** Given request **
Note how many lines hold "是那样的美丽壮观" and report that number by itself.

start

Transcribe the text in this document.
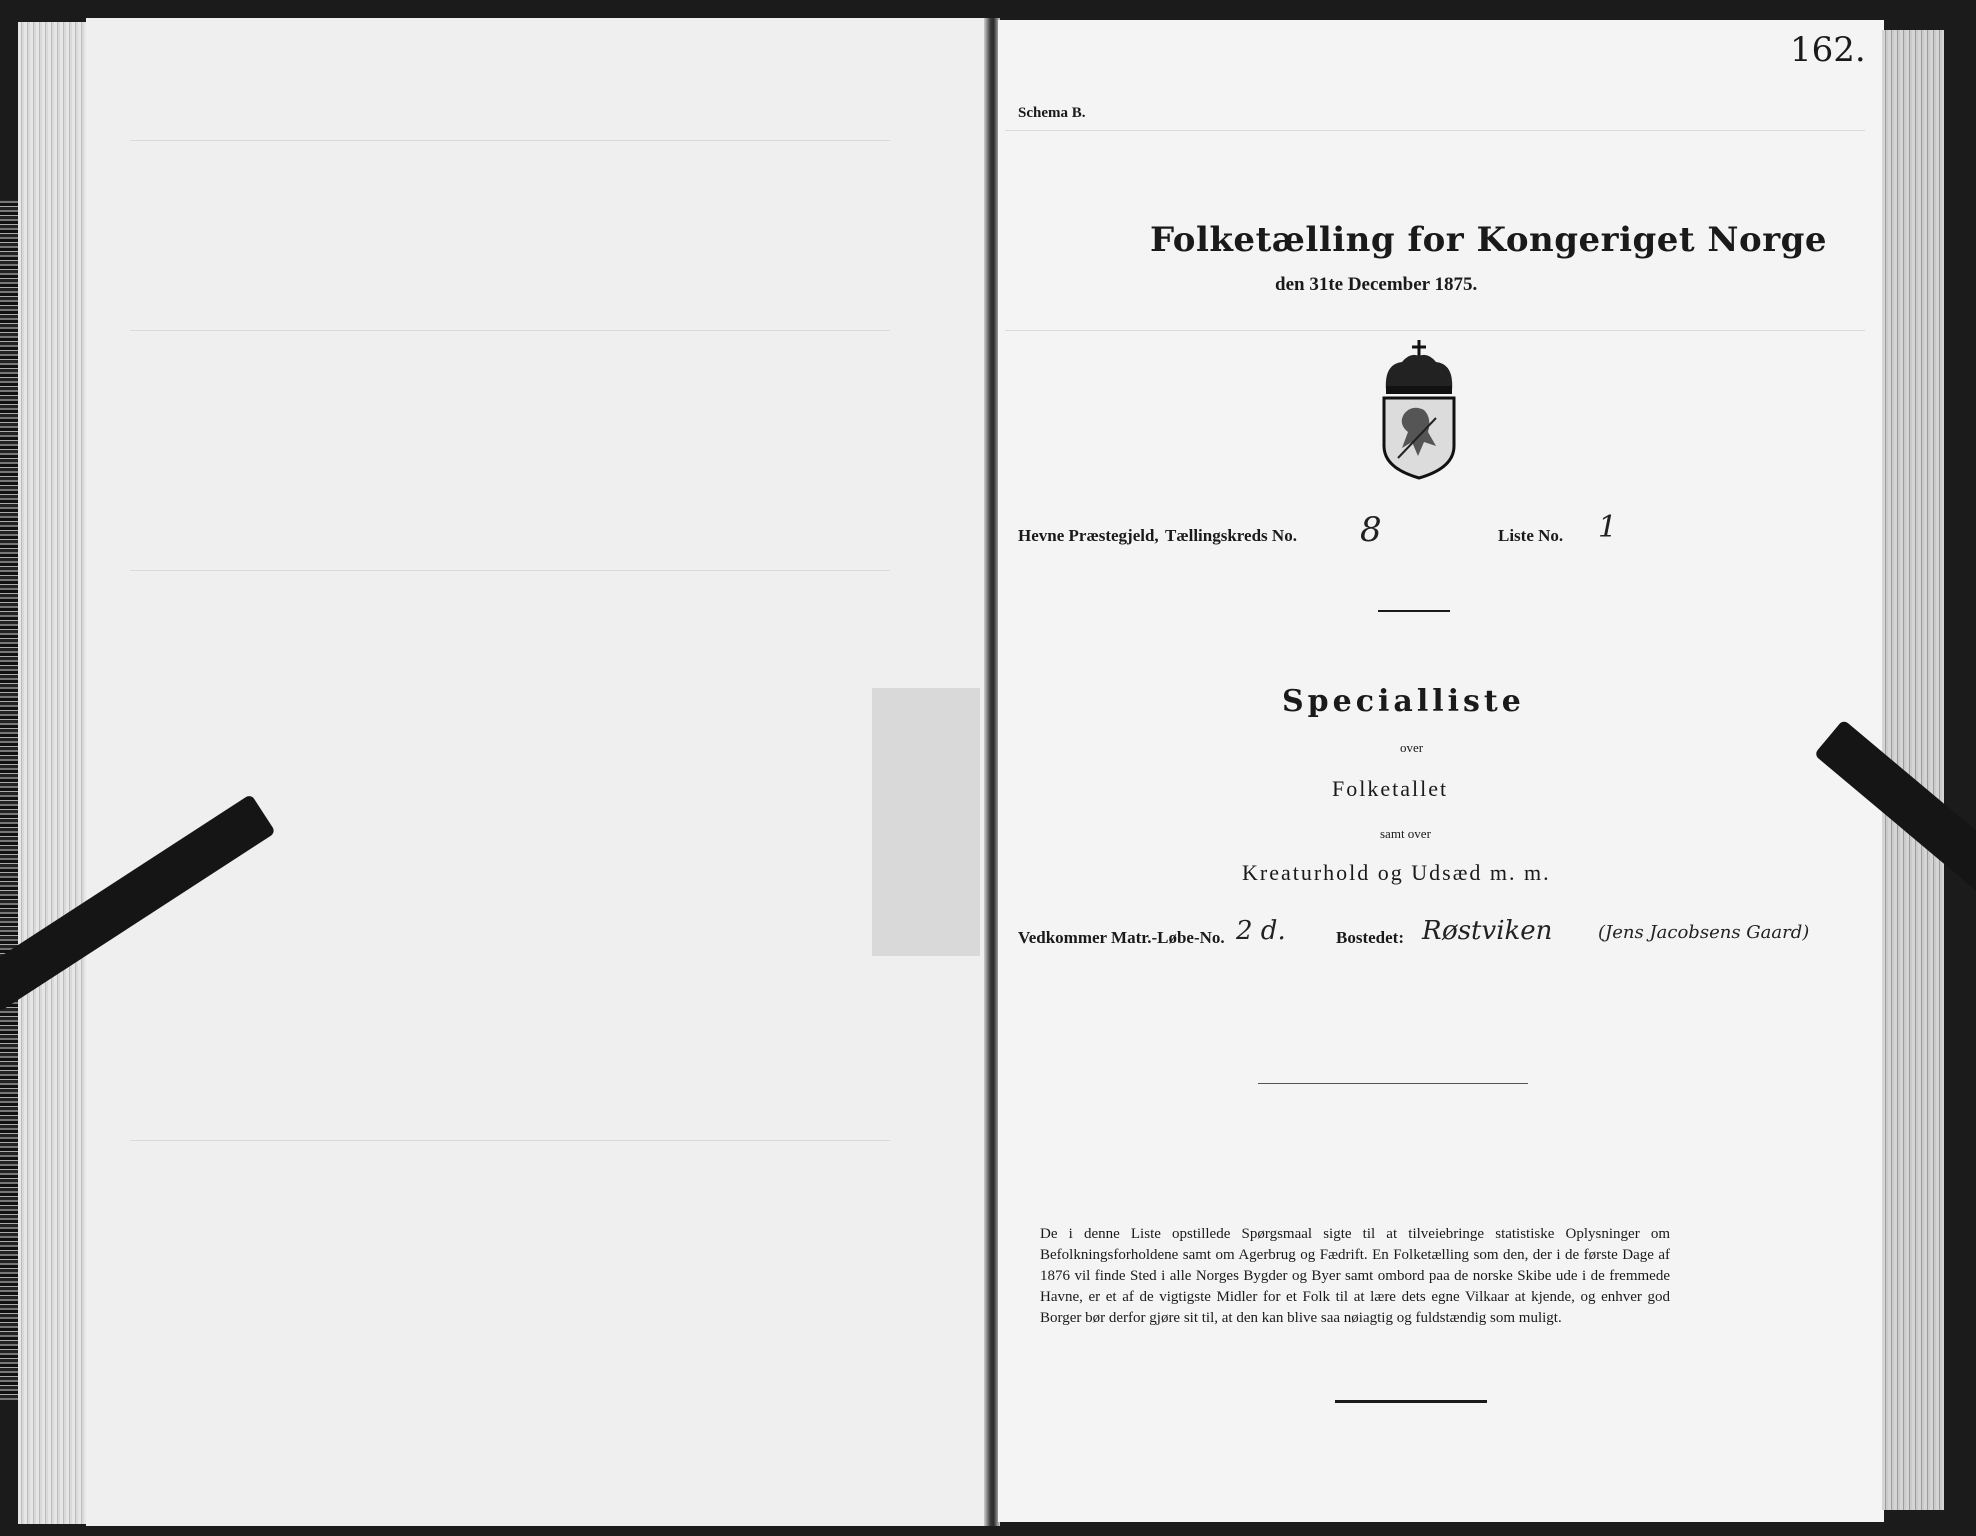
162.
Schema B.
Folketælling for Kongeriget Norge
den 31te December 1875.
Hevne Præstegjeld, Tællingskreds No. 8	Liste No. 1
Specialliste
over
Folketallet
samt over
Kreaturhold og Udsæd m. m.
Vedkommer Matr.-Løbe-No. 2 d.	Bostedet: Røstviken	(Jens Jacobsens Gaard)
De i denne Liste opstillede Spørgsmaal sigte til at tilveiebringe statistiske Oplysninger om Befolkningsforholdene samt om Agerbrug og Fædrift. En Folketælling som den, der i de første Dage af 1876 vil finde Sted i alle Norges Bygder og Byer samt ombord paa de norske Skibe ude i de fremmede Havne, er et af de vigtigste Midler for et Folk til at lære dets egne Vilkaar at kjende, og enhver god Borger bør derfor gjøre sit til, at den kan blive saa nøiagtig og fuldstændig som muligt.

end
start

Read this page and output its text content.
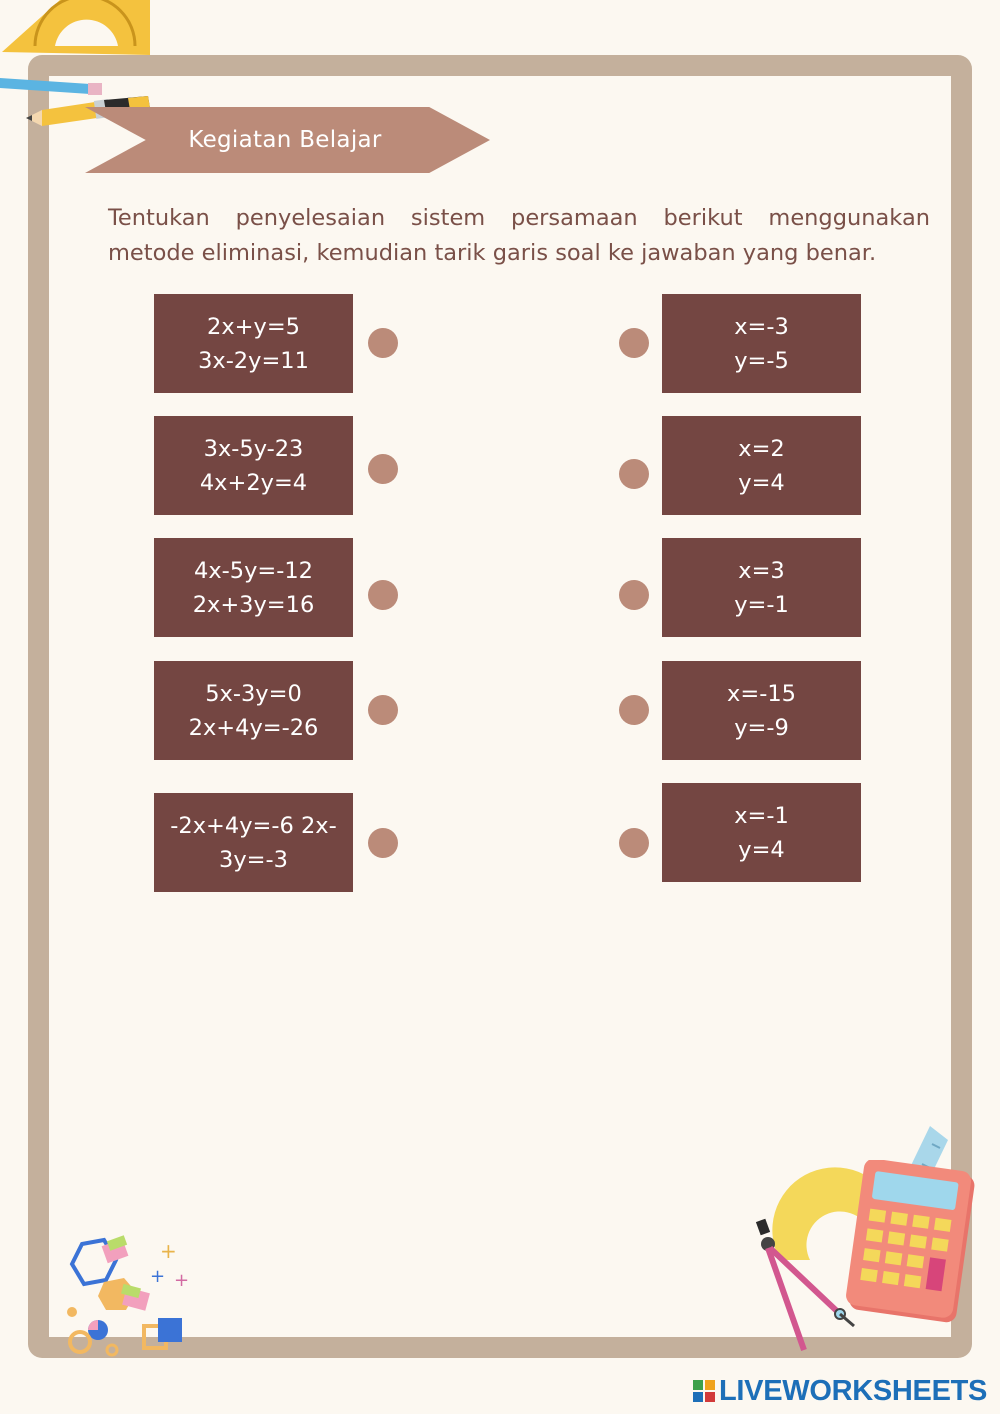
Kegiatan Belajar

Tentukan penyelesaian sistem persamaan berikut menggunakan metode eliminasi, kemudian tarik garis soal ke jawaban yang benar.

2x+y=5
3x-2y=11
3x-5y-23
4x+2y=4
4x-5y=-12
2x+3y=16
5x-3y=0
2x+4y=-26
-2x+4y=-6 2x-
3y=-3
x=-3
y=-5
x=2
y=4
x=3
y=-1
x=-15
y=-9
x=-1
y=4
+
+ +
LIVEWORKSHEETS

end
start

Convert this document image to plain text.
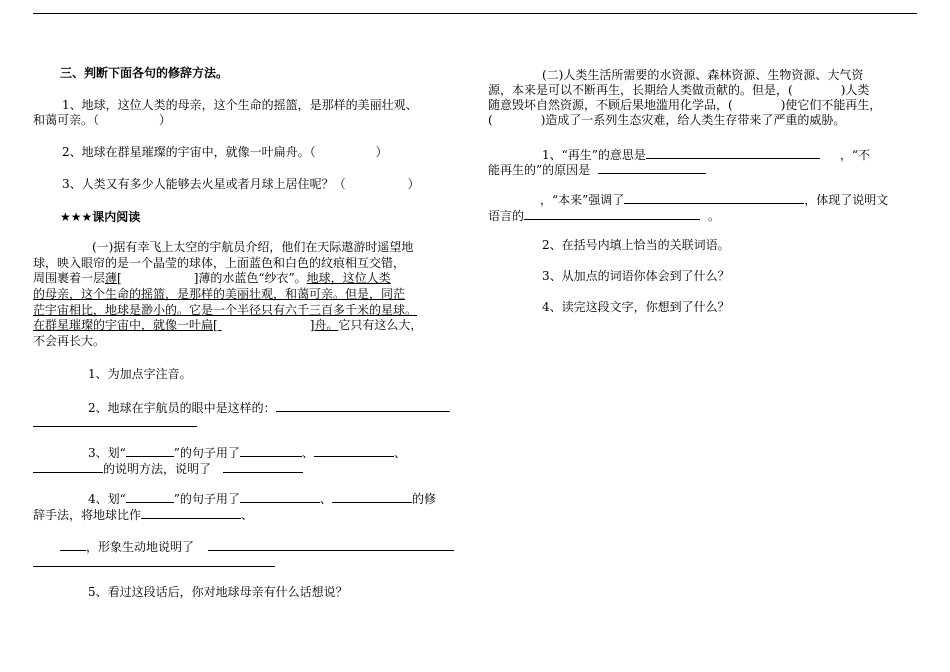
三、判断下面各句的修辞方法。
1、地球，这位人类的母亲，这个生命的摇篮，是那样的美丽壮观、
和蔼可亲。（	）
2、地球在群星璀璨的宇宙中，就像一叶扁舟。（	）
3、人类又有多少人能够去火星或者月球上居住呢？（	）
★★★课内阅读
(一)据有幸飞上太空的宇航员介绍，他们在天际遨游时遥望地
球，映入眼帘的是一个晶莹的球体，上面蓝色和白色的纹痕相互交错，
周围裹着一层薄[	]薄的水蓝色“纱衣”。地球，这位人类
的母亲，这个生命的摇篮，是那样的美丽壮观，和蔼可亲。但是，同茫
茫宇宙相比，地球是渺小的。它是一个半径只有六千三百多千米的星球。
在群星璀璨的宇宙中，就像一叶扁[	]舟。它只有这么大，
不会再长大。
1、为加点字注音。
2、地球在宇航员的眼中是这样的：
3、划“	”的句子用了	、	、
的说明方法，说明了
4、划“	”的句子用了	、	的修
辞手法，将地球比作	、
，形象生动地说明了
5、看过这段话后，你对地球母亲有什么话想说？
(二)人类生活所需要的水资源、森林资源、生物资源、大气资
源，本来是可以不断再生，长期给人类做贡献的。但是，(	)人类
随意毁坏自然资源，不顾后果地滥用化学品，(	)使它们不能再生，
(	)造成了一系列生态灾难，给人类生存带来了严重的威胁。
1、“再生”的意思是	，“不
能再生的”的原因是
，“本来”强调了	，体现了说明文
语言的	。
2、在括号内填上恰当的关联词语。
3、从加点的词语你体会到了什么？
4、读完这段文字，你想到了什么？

end

** Exercise result **
2